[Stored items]
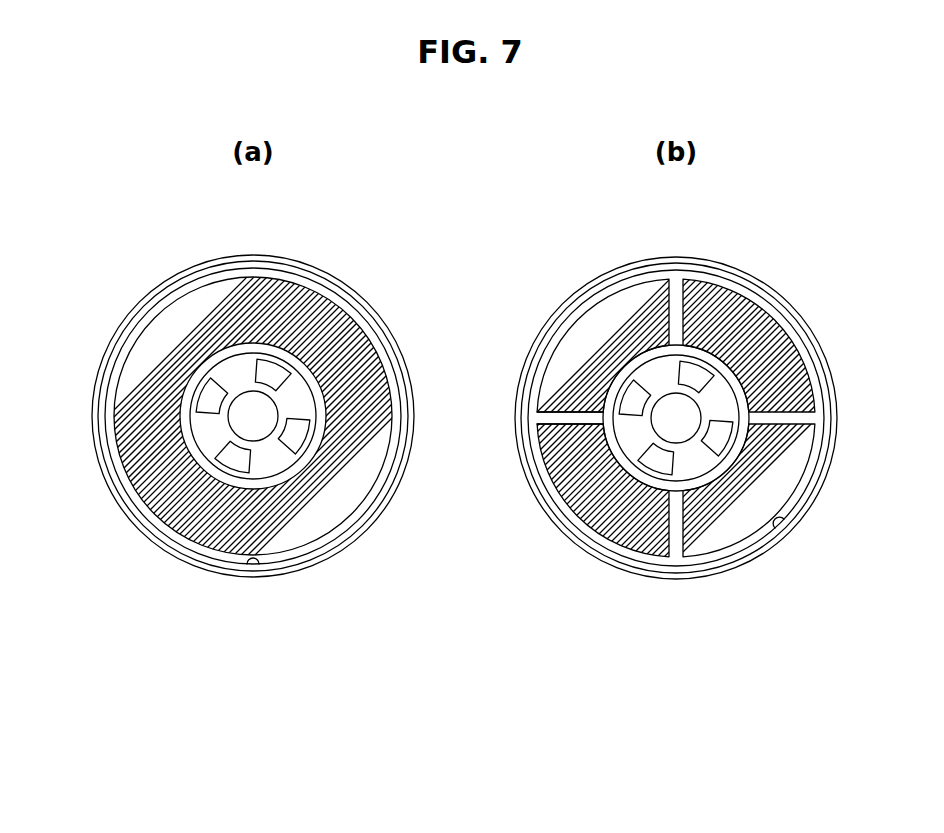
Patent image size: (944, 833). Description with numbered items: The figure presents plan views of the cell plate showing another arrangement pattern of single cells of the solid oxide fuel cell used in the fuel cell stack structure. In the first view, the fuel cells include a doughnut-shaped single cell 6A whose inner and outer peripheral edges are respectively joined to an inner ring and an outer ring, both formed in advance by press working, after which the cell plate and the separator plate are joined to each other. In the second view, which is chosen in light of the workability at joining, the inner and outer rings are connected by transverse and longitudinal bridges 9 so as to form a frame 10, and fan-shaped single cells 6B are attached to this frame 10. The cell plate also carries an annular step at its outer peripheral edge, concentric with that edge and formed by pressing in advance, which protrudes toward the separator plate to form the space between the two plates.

The doughnut-shaped single cell 6A is at (162, 340).
The fan-shaped single cell 6B is at (702, 540).
The bridge 9 is at (570, 421).
The frame 10 is at (487, 545).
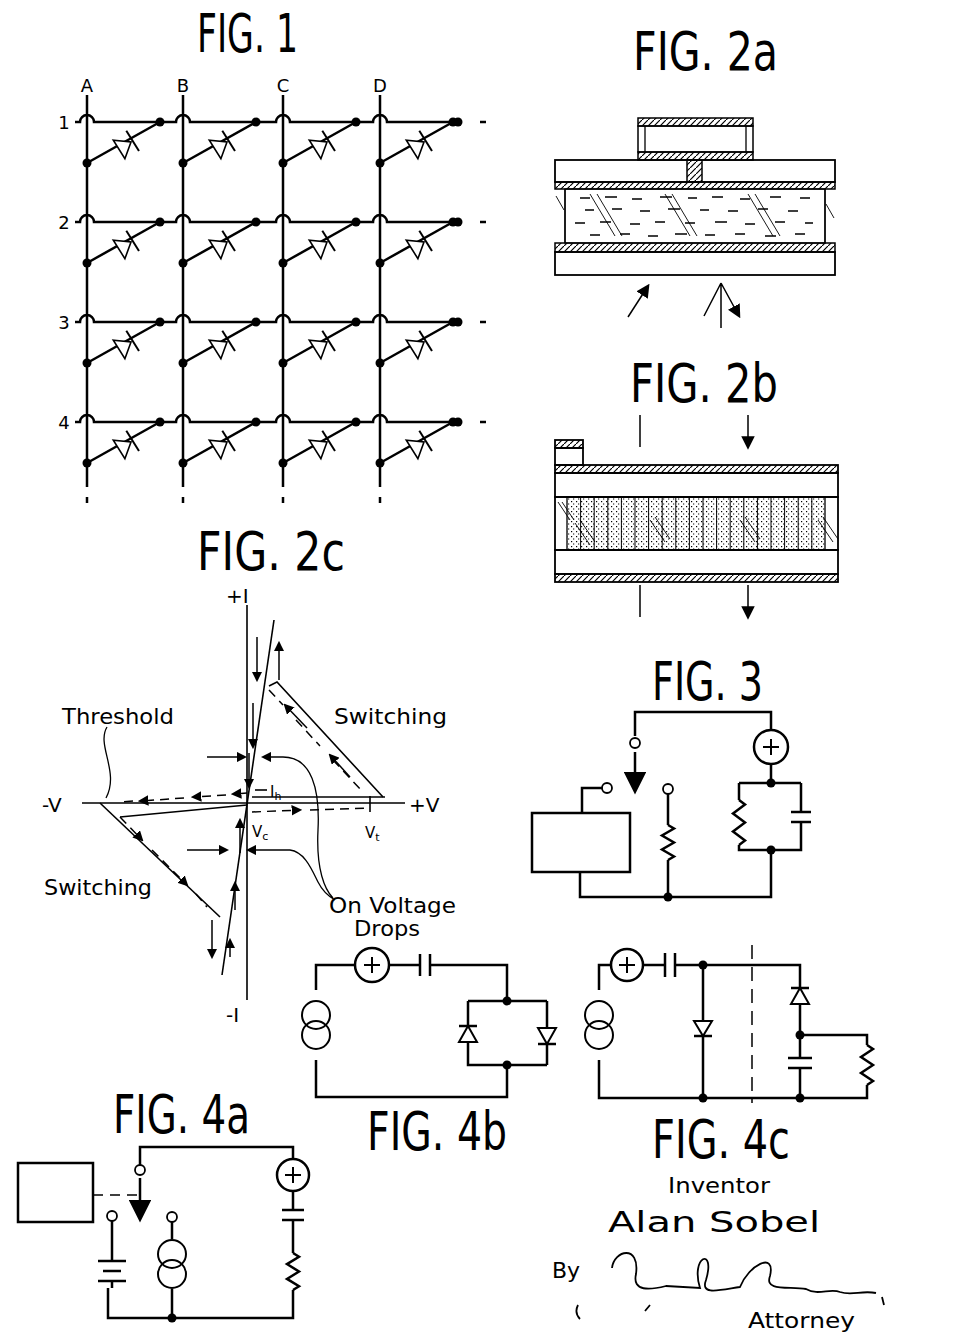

WORK REQUEST =>
Could you print the data exactly as it appears and keep the pictures out?

OUTPUT =>
Patent image size: (944, 833). Description with numbered items: The figure presents plan views of the cell plate showing another arrangement pattern of single cells of the solid oxide fuel cell used in the fuel cell stack structure. In the first view, the fuel cells include a doughnut-shaped single cell 6A whose inner and outer peripheral edges are respectively joined to an inner ring and an outer ring, both formed in advance by press working, after which the cell plate and the separator plate are joined to each other. In the second view, which is chosen in light of the workability at joining, the inner and outer rings are connected by transverse and longitudinal bridges 9 so as to form a frame 10, and fan-shaped single cells 6B are attached to this frame 10. The cell plate also carries an annular step at its outer peripheral edge, concentric with that edge and formed by pressing in advance, which protrudes toward the separator plate to form the space between the two plates.

The doughnut-shaped single cell 6A is at (162, 340).
The fan-shaped single cell 6B is at (702, 540).
The bridge 9 is at (570, 421).
The frame 10 is at (487, 545).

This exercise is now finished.